Return every entry exactly as written.

-------------------------

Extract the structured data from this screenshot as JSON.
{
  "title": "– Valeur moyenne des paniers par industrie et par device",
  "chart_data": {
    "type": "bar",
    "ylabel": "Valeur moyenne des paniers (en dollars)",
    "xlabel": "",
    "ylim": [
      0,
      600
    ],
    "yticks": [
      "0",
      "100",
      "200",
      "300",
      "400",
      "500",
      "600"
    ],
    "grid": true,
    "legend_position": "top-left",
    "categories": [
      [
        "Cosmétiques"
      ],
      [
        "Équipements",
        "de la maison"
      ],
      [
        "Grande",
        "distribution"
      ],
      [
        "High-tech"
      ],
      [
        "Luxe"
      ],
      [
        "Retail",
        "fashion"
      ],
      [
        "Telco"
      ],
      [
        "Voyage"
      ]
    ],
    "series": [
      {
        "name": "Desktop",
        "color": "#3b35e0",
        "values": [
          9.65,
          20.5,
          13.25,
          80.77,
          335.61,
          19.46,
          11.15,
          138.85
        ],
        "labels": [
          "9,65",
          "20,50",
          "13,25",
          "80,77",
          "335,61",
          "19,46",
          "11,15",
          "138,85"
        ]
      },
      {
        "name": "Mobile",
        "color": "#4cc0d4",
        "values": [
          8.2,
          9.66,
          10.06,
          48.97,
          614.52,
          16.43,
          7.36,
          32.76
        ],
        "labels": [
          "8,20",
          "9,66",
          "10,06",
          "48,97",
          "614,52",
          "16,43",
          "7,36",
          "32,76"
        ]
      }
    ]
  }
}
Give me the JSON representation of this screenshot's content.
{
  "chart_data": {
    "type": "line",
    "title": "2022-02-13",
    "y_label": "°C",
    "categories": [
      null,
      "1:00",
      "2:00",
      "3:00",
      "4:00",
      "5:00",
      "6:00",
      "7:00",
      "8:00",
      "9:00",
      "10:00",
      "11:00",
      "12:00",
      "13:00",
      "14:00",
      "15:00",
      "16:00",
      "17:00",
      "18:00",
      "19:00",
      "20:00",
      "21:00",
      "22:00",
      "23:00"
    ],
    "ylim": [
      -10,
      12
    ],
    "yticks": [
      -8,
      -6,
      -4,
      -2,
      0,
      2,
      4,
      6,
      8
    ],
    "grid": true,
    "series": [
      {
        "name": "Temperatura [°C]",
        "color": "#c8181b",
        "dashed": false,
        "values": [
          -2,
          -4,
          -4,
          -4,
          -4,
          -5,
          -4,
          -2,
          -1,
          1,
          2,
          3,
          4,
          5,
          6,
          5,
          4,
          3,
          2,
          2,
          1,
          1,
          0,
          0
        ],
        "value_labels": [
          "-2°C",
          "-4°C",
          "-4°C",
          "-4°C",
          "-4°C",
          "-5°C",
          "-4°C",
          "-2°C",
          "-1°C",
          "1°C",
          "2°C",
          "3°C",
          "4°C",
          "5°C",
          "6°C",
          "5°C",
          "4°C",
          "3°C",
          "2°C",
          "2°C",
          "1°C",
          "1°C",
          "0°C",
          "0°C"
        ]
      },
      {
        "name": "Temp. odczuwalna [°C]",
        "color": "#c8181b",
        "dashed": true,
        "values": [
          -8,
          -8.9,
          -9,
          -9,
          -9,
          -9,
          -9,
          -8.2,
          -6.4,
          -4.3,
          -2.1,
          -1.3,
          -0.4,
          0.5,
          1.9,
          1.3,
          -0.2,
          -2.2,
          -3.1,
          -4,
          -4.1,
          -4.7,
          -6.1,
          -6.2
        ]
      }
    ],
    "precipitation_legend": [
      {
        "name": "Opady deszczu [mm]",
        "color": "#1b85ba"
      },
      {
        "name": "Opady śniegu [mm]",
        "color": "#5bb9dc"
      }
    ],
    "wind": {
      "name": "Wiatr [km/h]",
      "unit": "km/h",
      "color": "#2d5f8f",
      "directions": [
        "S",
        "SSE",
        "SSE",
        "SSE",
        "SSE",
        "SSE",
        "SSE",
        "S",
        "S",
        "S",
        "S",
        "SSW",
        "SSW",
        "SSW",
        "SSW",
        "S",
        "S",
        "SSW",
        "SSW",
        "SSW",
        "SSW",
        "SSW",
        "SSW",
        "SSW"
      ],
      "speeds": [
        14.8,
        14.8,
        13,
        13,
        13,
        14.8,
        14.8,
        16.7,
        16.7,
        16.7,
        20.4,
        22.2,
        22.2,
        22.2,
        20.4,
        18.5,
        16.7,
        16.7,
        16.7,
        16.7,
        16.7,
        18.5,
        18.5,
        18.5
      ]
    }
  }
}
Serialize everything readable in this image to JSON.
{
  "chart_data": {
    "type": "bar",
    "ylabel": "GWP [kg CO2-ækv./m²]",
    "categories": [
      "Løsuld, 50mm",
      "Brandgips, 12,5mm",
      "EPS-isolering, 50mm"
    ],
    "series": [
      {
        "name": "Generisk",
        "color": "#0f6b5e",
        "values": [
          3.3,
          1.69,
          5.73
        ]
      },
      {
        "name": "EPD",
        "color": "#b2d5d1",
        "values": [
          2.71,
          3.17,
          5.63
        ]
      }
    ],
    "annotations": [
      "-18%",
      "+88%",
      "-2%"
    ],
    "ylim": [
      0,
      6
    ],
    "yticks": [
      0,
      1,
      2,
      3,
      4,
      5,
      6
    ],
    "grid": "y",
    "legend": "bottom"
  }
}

-------------------------

#### [Task output]
Extract the structured data from this screenshot as JSON.
{
  "title": "– Valeur moyenne des paniers par industrie et par device",
  "chart_data": {
    "type": "bar",
    "ylabel": "Valeur moyenne des paniers (en dollars)",
    "xlabel": "",
    "ylim": [
      0,
      600
    ],
    "yticks": [
      "0",
      "100",
      "200",
      "300",
      "400",
      "500",
      "600"
    ],
    "grid": true,
    "legend_position": "top-left",
    "categories": [
      [
        "Cosmétiques"
      ],
      [
        "Équipements",
        "de la maison"
      ],
      [
        "Grande",
        "distribution"
      ],
      [
        "High-tech"
      ],
      [
        "Luxe"
      ],
      [
        "Retail",
        "fashion"
      ],
      [
        "Telco"
      ],
      [
        "Voyage"
      ]
    ],
    "series": [
      {
        "name": "Desktop",
        "color": "#3b35e0",
        "values": [
          9.65,
          20.5,
          13.25,
          80.77,
          335.61,
          19.46,
          11.15,
          138.85
        ],
        "labels": [
          "9,65",
          "20,50",
          "13,25",
          "80,77",
          "335,61",
          "19,46",
          "11,15",
          "138,85"
        ]
      },
      {
        "name": "Mobile",
        "color": "#4cc0d4",
        "values": [
          8.2,
          9.66,
          10.06,
          48.97,
          614.52,
          16.43,
          7.36,
          32.76
        ],
        "labels": [
          "8,20",
          "9,66",
          "10,06",
          "48,97",
          "614,52",
          "16,43",
          "7,36",
          "32,76"
        ]
      }
    ]
  }
}
Give me the JSON representation of this screenshot's content.
{
  "chart_data": {
    "type": "line",
    "title": "2022-02-13",
    "y_label": "°C",
    "categories": [
      null,
      "1:00",
      "2:00",
      "3:00",
      "4:00",
      "5:00",
      "6:00",
      "7:00",
      "8:00",
      "9:00",
      "10:00",
      "11:00",
      "12:00",
      "13:00",
      "14:00",
      "15:00",
      "16:00",
      "17:00",
      "18:00",
      "19:00",
      "20:00",
      "21:00",
      "22:00",
      "23:00"
    ],
    "ylim": [
      -10,
      12
    ],
    "yticks": [
      -8,
      -6,
      -4,
      -2,
      0,
      2,
      4,
      6,
      8
    ],
    "grid": true,
    "series": [
      {
        "name": "Temperatura [°C]",
        "color": "#c8181b",
        "dashed": false,
        "values": [
          -2,
          -4,
          -4,
          -4,
          -4,
          -5,
          -4,
          -2,
          -1,
          1,
          2,
          3,
          4,
          5,
          6,
          5,
          4,
          3,
          2,
          2,
          1,
          1,
          0,
          0
        ],
        "value_labels": [
          "-2°C",
          "-4°C",
          "-4°C",
          "-4°C",
          "-4°C",
          "-5°C",
          "-4°C",
          "-2°C",
          "-1°C",
          "1°C",
          "2°C",
          "3°C",
          "4°C",
          "5°C",
          "6°C",
          "5°C",
          "4°C",
          "3°C",
          "2°C",
          "2°C",
          "1°C",
          "1°C",
          "0°C",
          "0°C"
        ]
      },
      {
        "name": "Temp. odczuwalna [°C]",
        "color": "#c8181b",
        "dashed": true,
        "values": [
          -8,
          -8.9,
          -9,
          -9,
          -9,
          -9,
          -9,
          -8.2,
          -6.4,
          -4.3,
          -2.1,
          -1.3,
          -0.4,
          0.5,
          1.9,
          1.3,
          -0.2,
          -2.2,
          -3.1,
          -4,
          -4.1,
          -4.7,
          -6.1,
          -6.2
        ]
      }
    ],
    "precipitation_legend": [
      {
        "name": "Opady deszczu [mm]",
        "color": "#1b85ba"
      },
      {
        "name": "Opady śniegu [mm]",
        "color": "#5bb9dc"
      }
    ],
    "wind": {
      "name": "Wiatr [km/h]",
      "unit": "km/h",
      "color": "#2d5f8f",
      "directions": [
        "S",
        "SSE",
        "SSE",
        "SSE",
        "SSE",
        "SSE",
        "SSE",
        "S",
        "S",
        "S",
        "S",
        "SSW",
        "SSW",
        "SSW",
        "SSW",
        "S",
        "S",
        "SSW",
        "SSW",
        "SSW",
        "SSW",
        "SSW",
        "SSW",
        "SSW"
      ],
      "speeds": [
        14.8,
        14.8,
        13,
        13,
        13,
        14.8,
        14.8,
        16.7,
        16.7,
        16.7,
        20.4,
        22.2,
        22.2,
        22.2,
        20.4,
        18.5,
        16.7,
        16.7,
        16.7,
        16.7,
        16.7,
        18.5,
        18.5,
        18.5
      ]
    }
  }
}
Serialize everything readable in this image to JSON.
{
  "chart_data": {
    "type": "bar",
    "ylabel": "GWP [kg CO2-ækv./m²]",
    "categories": [
      "Løsuld, 50mm",
      "Brandgips, 12,5mm",
      "EPS-isolering, 50mm"
    ],
    "series": [
      {
        "name": "Generisk",
        "color": "#0f6b5e",
        "values": [
          3.3,
          1.69,
          5.73
        ]
      },
      {
        "name": "EPD",
        "color": "#b2d5d1",
        "values": [
          2.71,
          3.17,
          5.63
        ]
      }
    ],
    "annotations": [
      "-18%",
      "+88%",
      "-2%"
    ],
    "ylim": [
      0,
      6
    ],
    "yticks": [
      0,
      1,
      2,
      3,
      4,
      5,
      6
    ],
    "grid": "y",
    "legend": "bottom"
  }
}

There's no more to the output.